[start Data listing]

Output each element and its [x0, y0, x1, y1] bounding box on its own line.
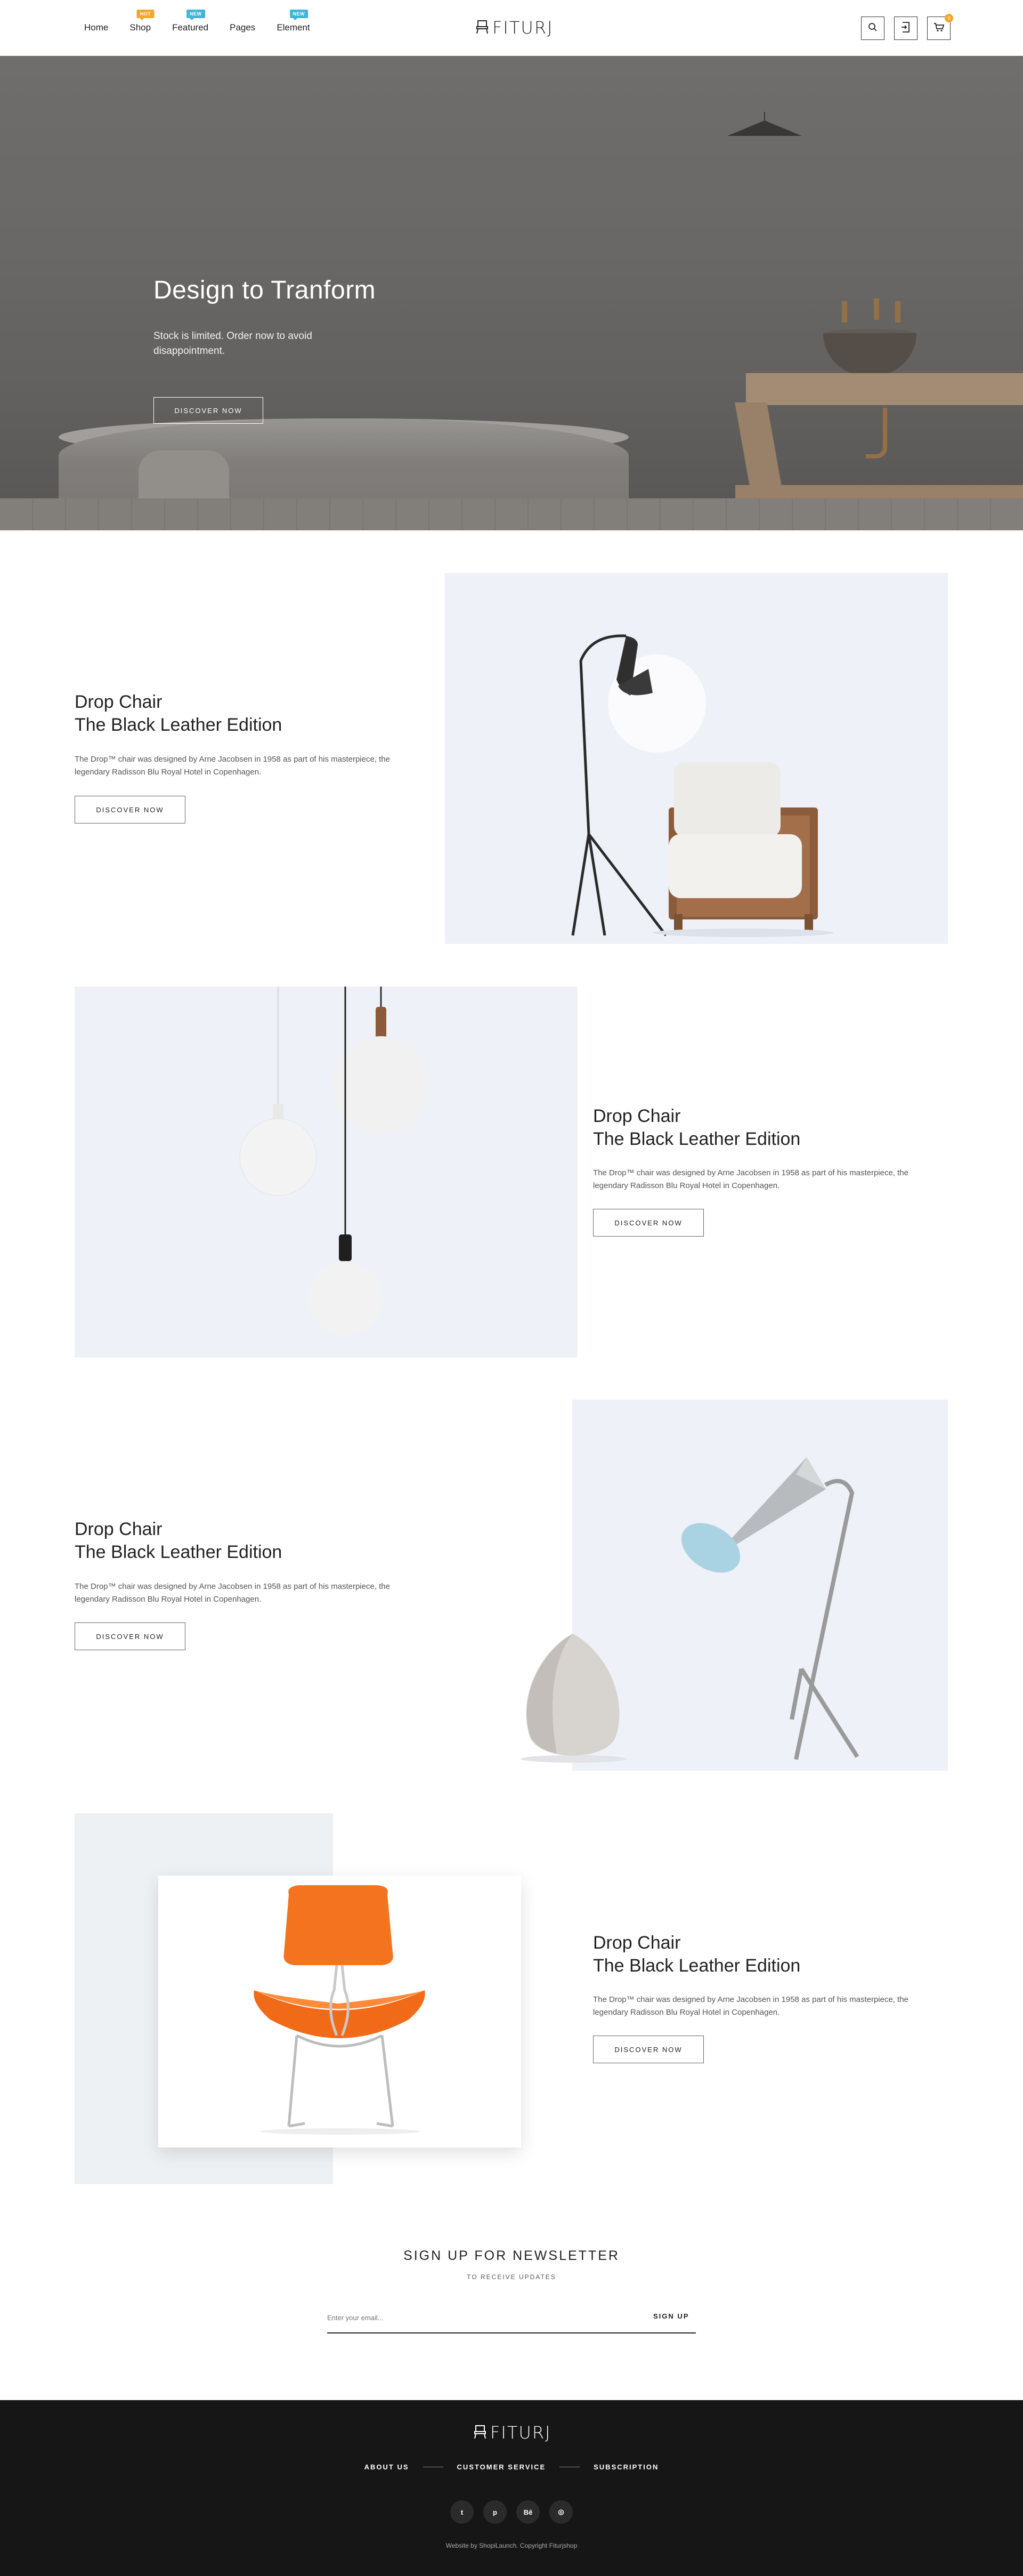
site-header: Home HOT Shop NEW Featured Pages NEW Ele… [0, 0, 1023, 56]
new-badge: NEW [186, 10, 205, 20]
product-title-line2: The Black Leather Edition [75, 715, 282, 735]
footer-copyright: Website by ShopiLaunch. Copyright Fiturj… [445, 2542, 578, 2549]
footer-link-about[interactable]: ABOUT US [364, 2463, 409, 2471]
instagram-icon[interactable]: ◎ [549, 2500, 573, 2524]
hero-subtitle: Stock is limited. Order now to avoid dis… [153, 330, 312, 357]
main-nav: Home HOT Shop NEW Featured Pages NEW Ele… [84, 10, 331, 34]
site-footer: FITURJ ABOUT US CUSTOMER SERVICE SUBSCRI… [0, 2400, 1023, 2576]
login-icon [901, 21, 911, 35]
product-title-line1: Drop Chair [593, 1933, 681, 1953]
logo-text: FITURJ [492, 18, 554, 38]
nav-item-shop[interactable]: HOT Shop [129, 10, 155, 34]
search-button[interactable] [861, 17, 884, 40]
footer-link-subscription[interactable]: SUBSCRIPTION [594, 2463, 659, 2471]
hot-badge: HOT [136, 10, 155, 20]
cart-button[interactable]: 0 [927, 14, 953, 40]
product-description: The Drop™ chair was designed by Arne Jac… [593, 1995, 908, 2017]
hero-discover-button[interactable]: DISCOVER NOW [153, 397, 263, 424]
product-description: The Drop™ chair was designed by Arne Jac… [75, 1582, 390, 1604]
nav-item-label: Shop [129, 22, 151, 33]
nav-item-label: Home [84, 22, 109, 33]
behance-icon[interactable]: Bē [516, 2500, 540, 2524]
product-image-floor-lamp-armchair[interactable] [445, 573, 948, 944]
header-actions: 0 [861, 14, 953, 40]
product-description: The Drop™ chair was designed by Arne Jac… [75, 755, 390, 777]
footer-logo-text: FITURJ [490, 2422, 551, 2443]
new-badge: NEW [289, 10, 308, 20]
product-image-orange-chair[interactable] [158, 1876, 521, 2147]
product-discover-button[interactable]: DISCOVER NOW [75, 796, 185, 823]
newsletter-title: SIGN UP FOR NEWSLETTER [403, 2248, 620, 2263]
product-discover-button[interactable]: DISCOVER NOW [593, 2036, 704, 2063]
nav-item-label: Element [277, 22, 310, 33]
vase-image [521, 1634, 627, 1763]
newsletter-subtitle: TO RECEIVE UPDATES [467, 2273, 556, 2281]
cart-icon [933, 22, 945, 35]
product-title: Drop Chair The Black Leather Edition [75, 691, 282, 737]
product-title-line1: Drop Chair [593, 1106, 681, 1126]
product-image-pendant-lamps[interactable] [75, 987, 578, 1358]
product-title: Drop Chair The Black Leather Edition [75, 1518, 282, 1564]
product-title-line2: The Black Leather Edition [75, 1542, 282, 1562]
search-icon [868, 22, 878, 35]
newsletter-email-input[interactable] [327, 2308, 647, 2327]
product-title-line2: The Black Leather Edition [593, 1129, 801, 1149]
product-title-line1: Drop Chair [75, 1519, 163, 1539]
hero-banner: Design to Tranform Stock is limited. Ord… [0, 56, 1023, 530]
product-title-line1: Drop Chair [75, 692, 163, 712]
product-discover-button[interactable]: DISCOVER NOW [75, 1622, 185, 1650]
product-discover-button[interactable]: DISCOVER NOW [593, 1209, 704, 1237]
login-button[interactable] [894, 17, 918, 40]
nav-item-pages[interactable]: Pages [230, 21, 255, 34]
site-logo[interactable]: FITURJ [475, 18, 554, 38]
nav-item-element[interactable]: NEW Element [277, 10, 310, 34]
product-title: Drop Chair The Black Leather Edition [593, 1105, 800, 1151]
nav-item-featured[interactable]: NEW Featured [172, 10, 209, 34]
cart-count-badge: 0 [945, 14, 953, 22]
product-description: The Drop™ chair was designed by Arne Jac… [593, 1168, 908, 1190]
product-title-line2: The Black Leather Edition [593, 1956, 801, 1976]
chair-logo-icon [475, 19, 489, 37]
twitter-icon[interactable]: t [450, 2500, 474, 2524]
social-links: t p Bē ◎ [0, 2500, 1023, 2524]
footer-logo[interactable]: FITURJ [473, 2422, 551, 2443]
footer-link-customer-service[interactable]: CUSTOMER SERVICE [457, 2463, 546, 2471]
nav-item-home[interactable]: Home [84, 21, 108, 34]
nav-item-label: Featured [172, 22, 209, 33]
newsletter-input-underline [327, 2332, 696, 2333]
product-title: Drop Chair The Black Leather Edition [593, 1932, 800, 1977]
chair-logo-icon [473, 2424, 487, 2442]
hero-title: Design to Tranform [153, 276, 376, 304]
newsletter-signup-button[interactable]: SIGN UP [653, 2312, 689, 2320]
nav-item-label: Pages [230, 22, 256, 33]
pinterest-icon[interactable]: p [483, 2500, 507, 2524]
footer-links: ABOUT US CUSTOMER SERVICE SUBSCRIPTION [0, 2463, 1023, 2471]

[end Data listing]

Reproduce word for word the part of the items that opens with the line containing "site-header: Home HOT" and closes with the line containing "instagram-icon[interactable]: ◎ [549, 2500, 573, 2524]", keeping both of those lines.

Solution to the exercise:
site-header: Home HOT Shop NEW Featured Pages NEW Ele… [0, 0, 1023, 56]
new-badge: NEW [186, 10, 205, 20]
product-title-line2: The Black Leather Edition [75, 715, 282, 735]
footer-copyright: Website by ShopiLaunch. Copyright Fiturj… [445, 2542, 578, 2549]
footer-link-about[interactable]: ABOUT US [364, 2463, 409, 2471]
instagram-icon[interactable]: ◎ [549, 2500, 573, 2524]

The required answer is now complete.